* _What to produce_
In the records that follow, locate every line with "Note" and extract it.
BEGIN Source data
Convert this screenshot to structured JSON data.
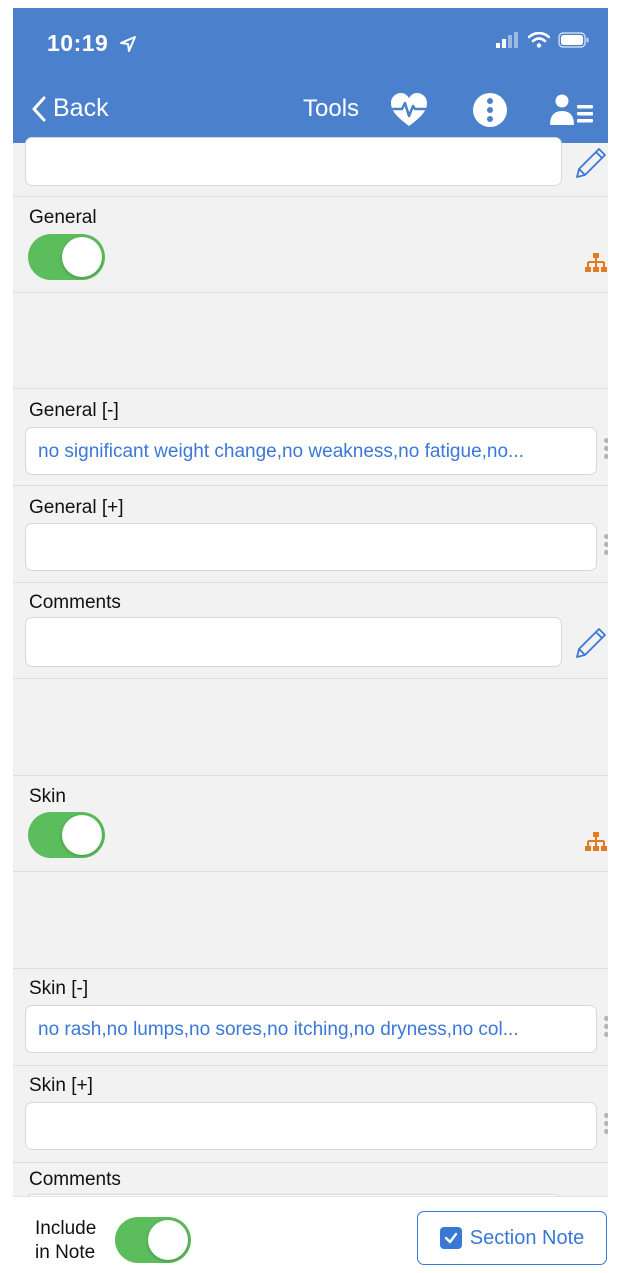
{
  "status": {
    "time": "10:19"
  },
  "nav": {
    "back_label": "Back",
    "title": "Tools"
  },
  "general": {
    "label": "General",
    "neg_label": "General [-]",
    "neg_value": "no significant weight change,no weakness,no fatigue,no...",
    "pos_label": "General [+]",
    "pos_value": "",
    "comments_label": "Comments",
    "comments_value": ""
  },
  "skin": {
    "label": "Skin",
    "neg_label": "Skin [-]",
    "neg_value": "no rash,no lumps,no sores,no itching,no dryness,no col...",
    "pos_label": "Skin [+]",
    "pos_value": "",
    "comments_label": "Comments"
  },
  "footer": {
    "include_line1": "Include",
    "include_line2": "in Note",
    "section_note_label": "Section Note"
  },
  "colors": {
    "header": "#4a80cc",
    "link": "#3a78d8",
    "toggle_on": "#5bbd5b",
    "tree_icon": "#e07b1f"
  },
  "icons": [
    "location-arrow-icon",
    "signal-icon",
    "wifi-icon",
    "battery-icon",
    "chevron-left-icon",
    "heart-pulse-icon",
    "more-icon",
    "user-list-icon",
    "pencil-icon",
    "hierarchy-icon",
    "checkbox-icon"
  ]
}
END Source data
* _Expected answer_
    "include_line2": "in Note",
    "section_note_label": "Section Note"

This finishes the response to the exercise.